[BEGIN Input]

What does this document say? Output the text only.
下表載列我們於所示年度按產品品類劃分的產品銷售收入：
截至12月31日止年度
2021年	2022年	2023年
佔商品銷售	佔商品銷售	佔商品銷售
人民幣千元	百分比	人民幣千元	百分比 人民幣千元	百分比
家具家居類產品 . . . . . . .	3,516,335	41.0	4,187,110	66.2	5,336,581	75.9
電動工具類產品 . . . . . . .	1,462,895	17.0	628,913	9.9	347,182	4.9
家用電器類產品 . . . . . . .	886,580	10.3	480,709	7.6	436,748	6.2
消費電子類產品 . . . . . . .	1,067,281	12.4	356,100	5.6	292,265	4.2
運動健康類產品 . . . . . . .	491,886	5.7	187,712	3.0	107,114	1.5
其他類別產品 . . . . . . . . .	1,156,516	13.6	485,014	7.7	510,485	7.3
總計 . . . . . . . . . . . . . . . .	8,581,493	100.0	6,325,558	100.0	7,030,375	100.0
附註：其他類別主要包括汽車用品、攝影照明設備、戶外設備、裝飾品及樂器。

[END Input]

◆ Short exercise ◆
Repeat the records exactly, including every line.

◆ Response ◆
What does this document say? Output the text only.
下表載列我們於所示年度按產品品類劃分的產品銷售收入：
截至12月31日止年度
2021年	2022年	2023年
佔商品銷售	佔商品銷售	佔商品銷售
人民幣千元	百分比	人民幣千元	百分比 人民幣千元	百分比
家具家居類產品 . . . . . . .	3,516,335	41.0	4,187,110	66.2	5,336,581	75.9
電動工具類產品 . . . . . . .	1,462,895	17.0	628,913	9.9	347,182	4.9
家用電器類產品 . . . . . . .	886,580	10.3	480,709	7.6	436,748	6.2
消費電子類產品 . . . . . . .	1,067,281	12.4	356,100	5.6	292,265	4.2
運動健康類產品 . . . . . . .	491,886	5.7	187,712	3.0	107,114	1.5
其他類別產品 . . . . . . . . .	1,156,516	13.6	485,014	7.7	510,485	7.3
總計 . . . . . . . . . . . . . . . .	8,581,493	100.0	6,325,558	100.0	7,030,375	100.0
附註：其他類別主要包括汽車用品、攝影照明設備、戶外設備、裝飾品及樂器。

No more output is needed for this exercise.